▶ PROBLEM DESCRIPTION: From the entries below, copy every line where the string "Bravo" appears.

▶ DATASET RECORDS:
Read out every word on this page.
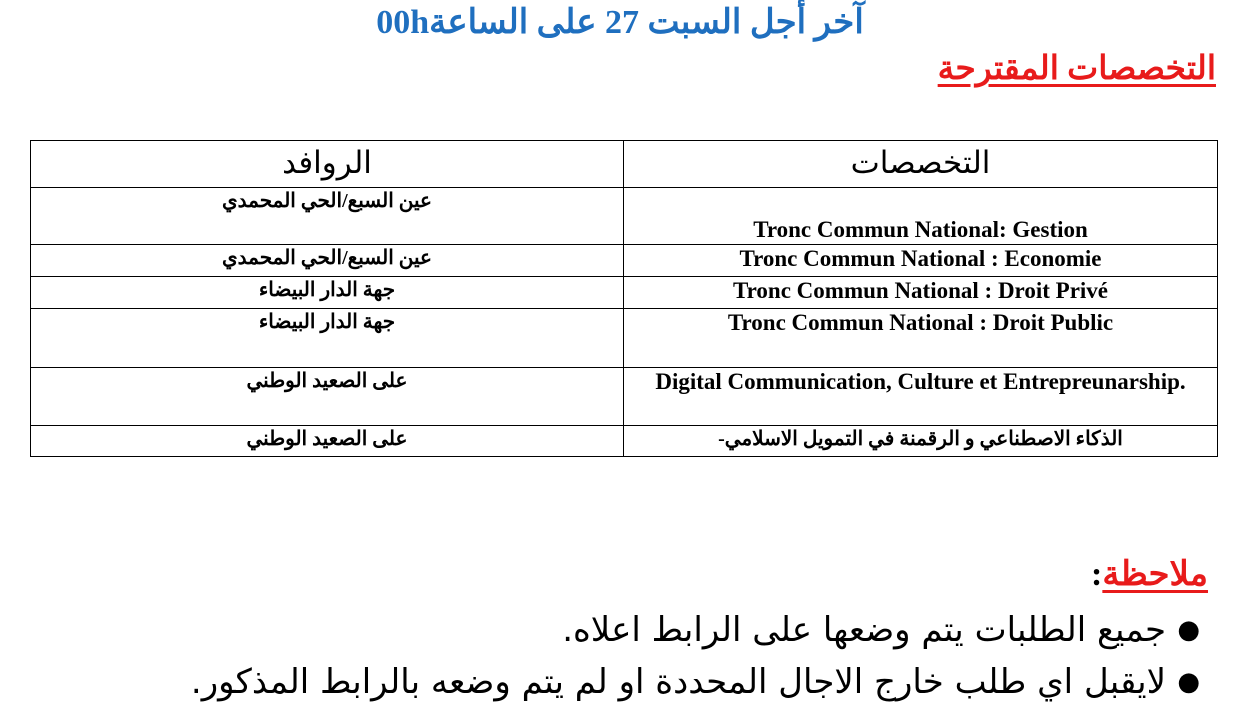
آخر أجل السبت 27 على الساعة00h
التخصصات المقترحة
الروافد	التخصصات
عين السبع/الحي المحمدي	Tronc Commun National: Gestion
عين السبع/الحي المحمدي	Tronc Commun National : Economie
جهة الدار البيضاء	Tronc Commun National : Droit Privé
جهة الدار البيضاء	Tronc Commun National : Droit Public
على الصعيد الوطني	Digital Communication, Culture et Entrepreunarship.
على الصعيد الوطني	الذكاء الاصطناعي و الرقمنة في التمويل الاسلامي-
ملاحظة:
●
جميع الطلبات يتم وضعها على الرابط اعلاه.
●
لايقبل اي طلب خارج الاجال المحددة او لم يتم وضعه بالرابط المذكور.
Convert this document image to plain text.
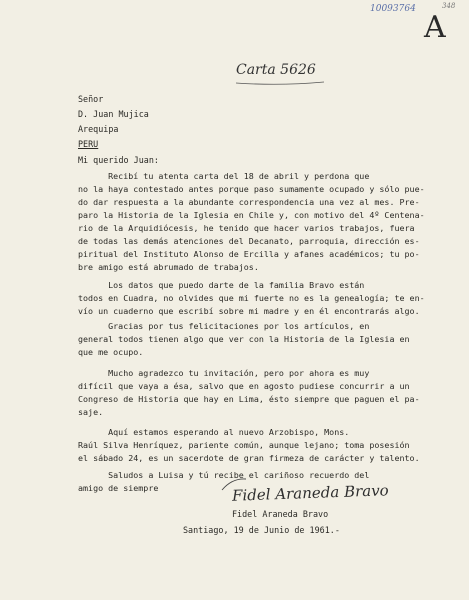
10093764	348
A
Carta 5626
Señor
D. Juan Mujica
Arequipa
PERU
Mi querido Juan:
Recibí tu atenta carta del 18 de abril y perdona que
no la haya contestado antes porque paso sumamente ocupado y sólo pue-
do dar respuesta a la abundante correspondencia una vez al mes. Pre-
paro la Historia de la Iglesia en Chile y, con motivo del 4º Centena-
rio de la Arquidiócesis, he tenido que hacer varios trabajos, fuera
de todas las demás atenciones del Decanato, parroquia, dirección es-
piritual del Instituto Alonso de Ercilla y afanes académicos; tu po-
bre amigo está abrumado de trabajos.
Los datos que puedo darte de la familia Bravo están
todos en Cuadra, no olvides que mi fuerte no es la genealogía; te en-
vío un cuaderno que escribí sobre mi madre y en él encontrarás algo.
Gracias por tus felicitaciones por los artículos, en
general todos tienen algo que ver con la Historia de la Iglesia en
que me ocupo.
Mucho agradezco tu invitación, pero por ahora es muy
difícil que vaya a ésa, salvo que en agosto pudiese concurrir a un
Congreso de Historia que hay en Lima, ésto siempre que paguen el pa-
saje.
Aquí estamos esperando al nuevo Arzobispo, Mons.
Raúl Silva Henríquez, pariente común, aunque lejano; toma posesión
el sábado 24, es un sacerdote de gran firmeza de carácter y talento.
Saludos a Luisa y tú recibe el cariñoso recuerdo del
amigo de siempre	Fidel Araneda Bravo
Fidel Araneda Bravo
Santiago, 19 de Junio de 1961.-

▶ CORRECT ANSWER:
Los datos que puedo darte de la familia Bravo están
amigo de siempre	Fidel Araneda Bravo
Fidel Araneda Bravo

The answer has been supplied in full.